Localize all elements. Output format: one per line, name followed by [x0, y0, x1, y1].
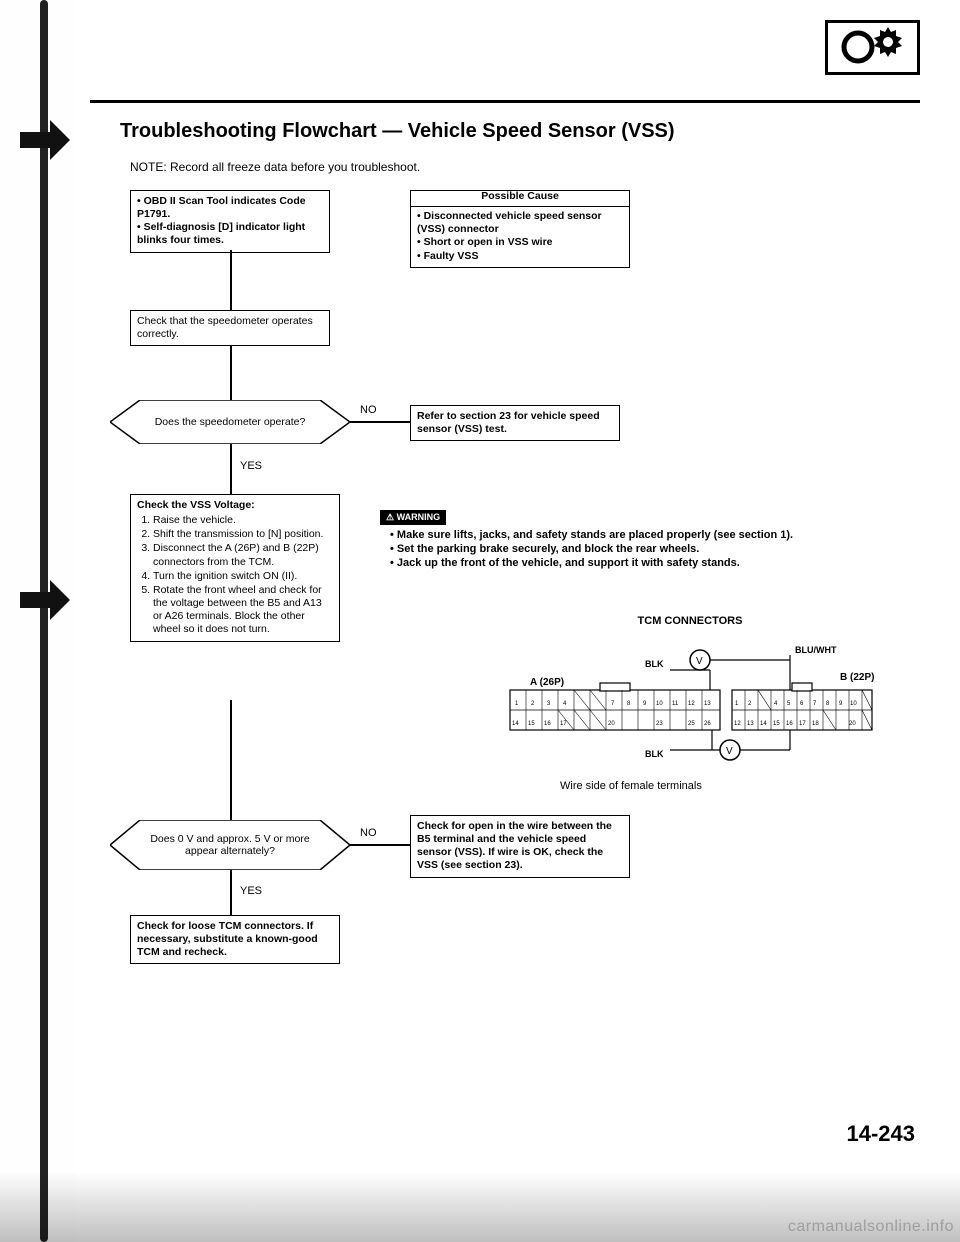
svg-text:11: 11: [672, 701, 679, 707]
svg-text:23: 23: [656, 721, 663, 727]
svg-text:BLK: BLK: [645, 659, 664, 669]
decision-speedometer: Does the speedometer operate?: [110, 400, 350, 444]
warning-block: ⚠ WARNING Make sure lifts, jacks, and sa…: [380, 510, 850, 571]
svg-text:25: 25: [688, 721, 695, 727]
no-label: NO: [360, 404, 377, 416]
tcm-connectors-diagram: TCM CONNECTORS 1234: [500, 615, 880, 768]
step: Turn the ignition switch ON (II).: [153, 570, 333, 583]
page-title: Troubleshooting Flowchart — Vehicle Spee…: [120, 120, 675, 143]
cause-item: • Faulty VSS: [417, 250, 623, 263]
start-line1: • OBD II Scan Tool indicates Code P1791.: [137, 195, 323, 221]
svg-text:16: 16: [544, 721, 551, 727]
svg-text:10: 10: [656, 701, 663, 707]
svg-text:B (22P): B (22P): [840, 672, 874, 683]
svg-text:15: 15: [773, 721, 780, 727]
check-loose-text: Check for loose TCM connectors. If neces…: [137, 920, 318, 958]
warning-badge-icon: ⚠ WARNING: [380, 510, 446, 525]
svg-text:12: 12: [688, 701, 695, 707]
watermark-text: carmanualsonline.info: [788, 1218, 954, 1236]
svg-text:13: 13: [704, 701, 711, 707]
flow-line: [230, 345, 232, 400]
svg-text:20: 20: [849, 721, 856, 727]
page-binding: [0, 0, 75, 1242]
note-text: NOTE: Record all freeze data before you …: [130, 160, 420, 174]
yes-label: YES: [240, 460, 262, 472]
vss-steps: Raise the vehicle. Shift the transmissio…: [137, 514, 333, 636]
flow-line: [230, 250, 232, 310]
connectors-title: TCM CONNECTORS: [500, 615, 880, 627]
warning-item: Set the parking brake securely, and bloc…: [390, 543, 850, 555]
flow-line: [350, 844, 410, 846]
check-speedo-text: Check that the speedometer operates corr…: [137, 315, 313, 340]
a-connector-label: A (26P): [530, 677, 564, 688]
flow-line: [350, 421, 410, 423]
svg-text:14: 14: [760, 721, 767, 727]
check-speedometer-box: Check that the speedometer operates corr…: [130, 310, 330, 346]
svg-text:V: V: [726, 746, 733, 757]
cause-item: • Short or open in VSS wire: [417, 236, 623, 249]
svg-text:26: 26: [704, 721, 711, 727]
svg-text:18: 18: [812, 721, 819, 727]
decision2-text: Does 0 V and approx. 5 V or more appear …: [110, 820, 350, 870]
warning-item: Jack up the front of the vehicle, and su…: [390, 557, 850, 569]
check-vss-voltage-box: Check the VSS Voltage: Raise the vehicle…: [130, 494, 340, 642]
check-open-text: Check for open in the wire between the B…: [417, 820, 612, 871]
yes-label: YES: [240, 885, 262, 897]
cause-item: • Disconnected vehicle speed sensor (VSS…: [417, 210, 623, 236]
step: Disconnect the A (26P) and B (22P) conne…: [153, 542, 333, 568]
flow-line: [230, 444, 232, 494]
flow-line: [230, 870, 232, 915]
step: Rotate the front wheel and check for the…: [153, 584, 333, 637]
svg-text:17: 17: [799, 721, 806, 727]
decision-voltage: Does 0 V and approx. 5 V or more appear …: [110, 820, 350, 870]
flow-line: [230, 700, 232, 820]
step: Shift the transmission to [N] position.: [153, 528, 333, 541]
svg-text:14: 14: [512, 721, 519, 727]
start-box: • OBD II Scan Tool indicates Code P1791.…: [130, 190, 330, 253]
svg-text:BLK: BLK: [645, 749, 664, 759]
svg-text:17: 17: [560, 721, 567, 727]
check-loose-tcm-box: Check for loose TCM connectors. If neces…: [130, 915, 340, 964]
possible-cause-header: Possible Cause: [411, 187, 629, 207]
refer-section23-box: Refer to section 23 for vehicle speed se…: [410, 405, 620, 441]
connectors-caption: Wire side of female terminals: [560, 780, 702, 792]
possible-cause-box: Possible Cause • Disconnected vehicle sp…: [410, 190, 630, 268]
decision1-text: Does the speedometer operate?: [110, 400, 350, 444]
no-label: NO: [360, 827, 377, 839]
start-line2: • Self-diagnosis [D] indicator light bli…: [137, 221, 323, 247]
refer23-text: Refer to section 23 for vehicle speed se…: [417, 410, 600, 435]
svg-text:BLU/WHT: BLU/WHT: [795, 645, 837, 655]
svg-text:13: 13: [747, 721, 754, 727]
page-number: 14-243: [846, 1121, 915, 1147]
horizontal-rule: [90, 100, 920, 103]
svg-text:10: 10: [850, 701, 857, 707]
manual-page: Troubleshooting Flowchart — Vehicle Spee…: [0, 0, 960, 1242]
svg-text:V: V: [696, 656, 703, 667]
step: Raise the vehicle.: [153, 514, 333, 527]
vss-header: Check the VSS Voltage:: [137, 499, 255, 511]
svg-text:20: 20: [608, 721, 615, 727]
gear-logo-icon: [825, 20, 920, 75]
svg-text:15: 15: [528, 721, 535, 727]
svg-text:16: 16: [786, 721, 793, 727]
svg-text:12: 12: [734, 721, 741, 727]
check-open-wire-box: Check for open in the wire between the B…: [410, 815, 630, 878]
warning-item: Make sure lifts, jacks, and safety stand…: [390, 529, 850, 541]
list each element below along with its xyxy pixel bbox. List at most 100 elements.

________________________

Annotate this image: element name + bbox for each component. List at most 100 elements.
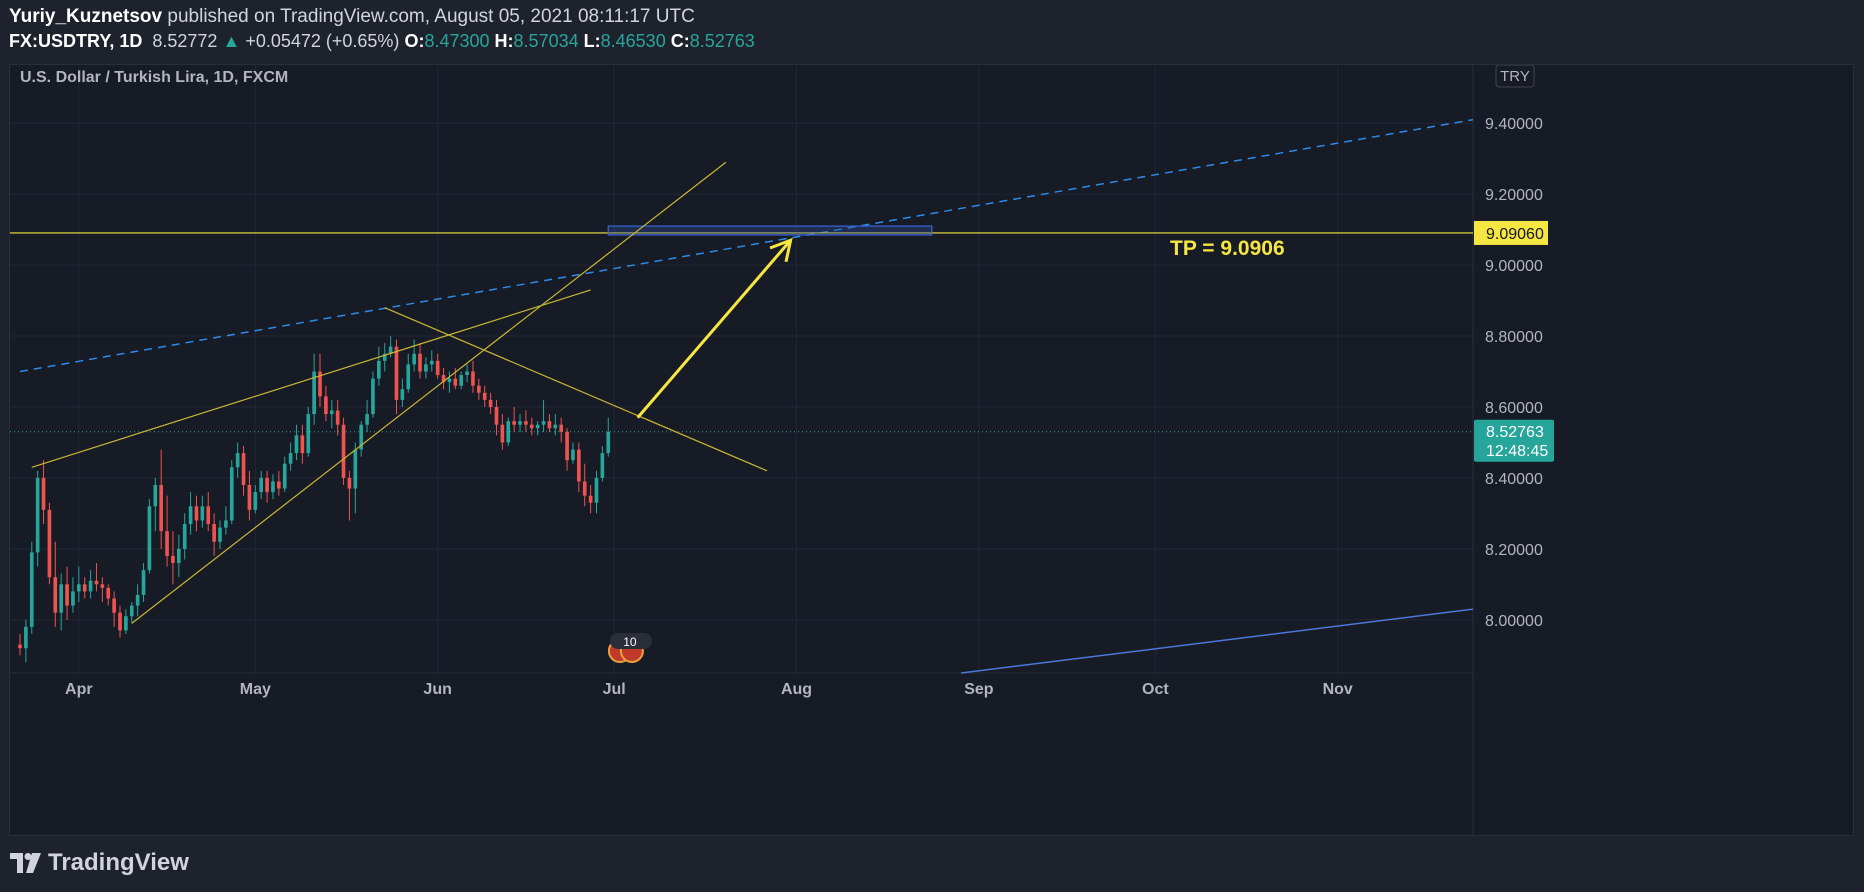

________________________

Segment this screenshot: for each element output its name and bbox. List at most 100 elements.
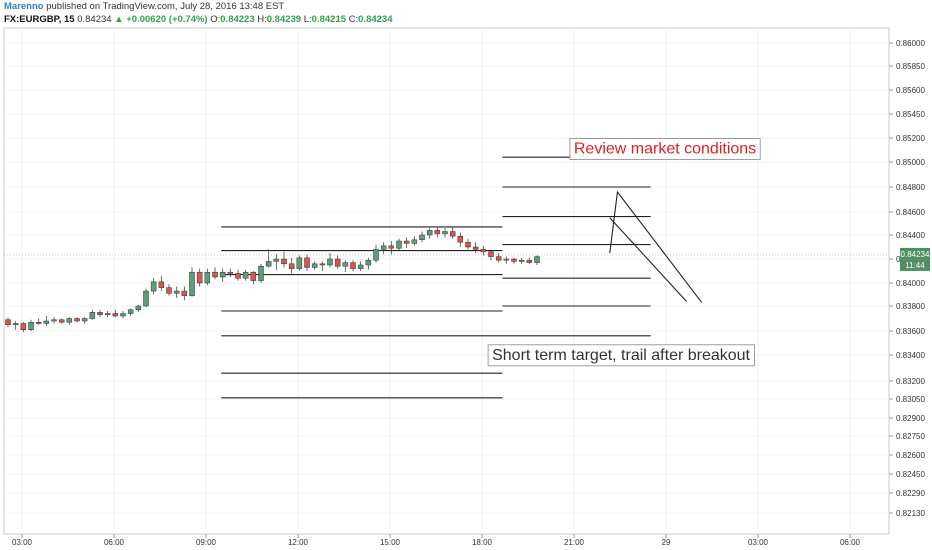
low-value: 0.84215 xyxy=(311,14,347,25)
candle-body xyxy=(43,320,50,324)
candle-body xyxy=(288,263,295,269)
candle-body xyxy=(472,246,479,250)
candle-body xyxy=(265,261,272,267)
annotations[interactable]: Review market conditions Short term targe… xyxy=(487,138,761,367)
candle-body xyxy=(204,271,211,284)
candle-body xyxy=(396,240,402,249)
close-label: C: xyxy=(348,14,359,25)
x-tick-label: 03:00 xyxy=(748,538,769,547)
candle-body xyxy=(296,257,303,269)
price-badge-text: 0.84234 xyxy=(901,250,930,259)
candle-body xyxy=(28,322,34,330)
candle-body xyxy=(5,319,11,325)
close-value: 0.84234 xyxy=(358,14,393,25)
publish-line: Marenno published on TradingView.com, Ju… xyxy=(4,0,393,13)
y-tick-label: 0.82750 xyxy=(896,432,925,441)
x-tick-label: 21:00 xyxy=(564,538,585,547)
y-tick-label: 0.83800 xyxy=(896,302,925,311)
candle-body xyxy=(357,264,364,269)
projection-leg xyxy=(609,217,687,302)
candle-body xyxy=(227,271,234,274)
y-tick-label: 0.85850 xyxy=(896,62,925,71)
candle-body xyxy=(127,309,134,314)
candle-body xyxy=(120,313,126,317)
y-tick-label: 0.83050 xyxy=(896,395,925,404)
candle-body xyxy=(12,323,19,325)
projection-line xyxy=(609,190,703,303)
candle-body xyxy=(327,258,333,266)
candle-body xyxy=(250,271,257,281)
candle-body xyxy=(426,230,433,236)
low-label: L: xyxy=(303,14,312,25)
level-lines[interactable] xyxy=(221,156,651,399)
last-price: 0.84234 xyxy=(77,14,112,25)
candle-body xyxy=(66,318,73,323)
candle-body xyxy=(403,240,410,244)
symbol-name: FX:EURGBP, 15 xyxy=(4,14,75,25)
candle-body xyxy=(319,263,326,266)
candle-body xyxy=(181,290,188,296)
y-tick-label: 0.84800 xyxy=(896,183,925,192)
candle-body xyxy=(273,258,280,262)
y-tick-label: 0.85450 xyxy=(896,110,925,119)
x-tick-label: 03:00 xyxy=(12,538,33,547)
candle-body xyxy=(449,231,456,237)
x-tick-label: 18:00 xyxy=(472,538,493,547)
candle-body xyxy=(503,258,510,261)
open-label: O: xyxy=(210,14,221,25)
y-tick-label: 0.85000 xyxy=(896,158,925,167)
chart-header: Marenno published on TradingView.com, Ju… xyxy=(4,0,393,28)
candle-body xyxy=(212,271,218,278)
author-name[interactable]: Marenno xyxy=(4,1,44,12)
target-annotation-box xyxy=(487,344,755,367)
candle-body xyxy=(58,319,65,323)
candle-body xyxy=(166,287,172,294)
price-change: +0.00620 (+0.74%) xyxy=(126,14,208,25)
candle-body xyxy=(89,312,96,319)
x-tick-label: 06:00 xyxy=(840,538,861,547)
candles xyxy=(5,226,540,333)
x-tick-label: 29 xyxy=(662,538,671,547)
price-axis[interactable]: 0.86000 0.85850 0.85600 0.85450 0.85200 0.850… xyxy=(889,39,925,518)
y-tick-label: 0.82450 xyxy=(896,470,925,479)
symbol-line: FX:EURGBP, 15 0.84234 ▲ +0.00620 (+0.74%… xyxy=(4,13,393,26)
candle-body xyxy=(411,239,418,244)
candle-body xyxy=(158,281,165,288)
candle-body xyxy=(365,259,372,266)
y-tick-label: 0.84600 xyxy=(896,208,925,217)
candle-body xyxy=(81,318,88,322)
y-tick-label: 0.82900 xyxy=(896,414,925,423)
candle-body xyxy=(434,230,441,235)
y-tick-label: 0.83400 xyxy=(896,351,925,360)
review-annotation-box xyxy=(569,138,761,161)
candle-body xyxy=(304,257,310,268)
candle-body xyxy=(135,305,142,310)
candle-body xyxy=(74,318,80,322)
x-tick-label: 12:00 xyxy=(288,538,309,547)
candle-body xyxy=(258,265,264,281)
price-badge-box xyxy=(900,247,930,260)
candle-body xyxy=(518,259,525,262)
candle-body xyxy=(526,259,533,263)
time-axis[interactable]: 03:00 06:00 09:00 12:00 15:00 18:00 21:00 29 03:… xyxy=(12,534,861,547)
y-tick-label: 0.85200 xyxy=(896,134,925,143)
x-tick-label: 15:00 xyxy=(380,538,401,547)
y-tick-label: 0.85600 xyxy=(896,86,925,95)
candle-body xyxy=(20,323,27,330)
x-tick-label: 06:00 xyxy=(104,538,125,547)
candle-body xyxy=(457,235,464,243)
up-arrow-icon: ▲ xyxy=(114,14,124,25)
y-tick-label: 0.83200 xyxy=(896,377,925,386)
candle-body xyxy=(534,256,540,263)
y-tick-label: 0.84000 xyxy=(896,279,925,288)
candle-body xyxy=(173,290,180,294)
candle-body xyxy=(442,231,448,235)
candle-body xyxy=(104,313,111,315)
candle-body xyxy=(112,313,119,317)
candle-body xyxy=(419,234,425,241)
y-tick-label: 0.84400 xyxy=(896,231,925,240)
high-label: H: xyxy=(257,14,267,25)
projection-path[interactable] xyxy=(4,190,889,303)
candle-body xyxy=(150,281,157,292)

________________________

## REQUEST:
Copy out the lines starting at the one containing "Segment this screenshot: for" and ending at the one containing "candle-body xyxy=(5,319,11,325)", both included, exactly as they appear. Leave the pictures out.

## COMPLETE ANSWER:
Segment this screenshot: for each element output its name and bbox. List at most 100 elements.
low-value: 0.84215 xyxy=(311,14,347,25)
candle-body xyxy=(43,320,50,324)
candle-body xyxy=(288,263,295,269)
candle-body xyxy=(472,246,479,250)
candle-body xyxy=(265,261,272,267)
annotations[interactable]: Review market conditions Short term targe… xyxy=(487,138,761,367)
candle-body xyxy=(204,271,211,284)
candle-body xyxy=(396,240,402,249)
close-label: C: xyxy=(348,14,359,25)
x-tick-label: 03:00 xyxy=(748,538,769,547)
candle-body xyxy=(296,257,303,269)
price-badge-text: 0.84234 xyxy=(901,250,930,259)
candle-body xyxy=(28,322,34,330)
candle-body xyxy=(5,319,11,325)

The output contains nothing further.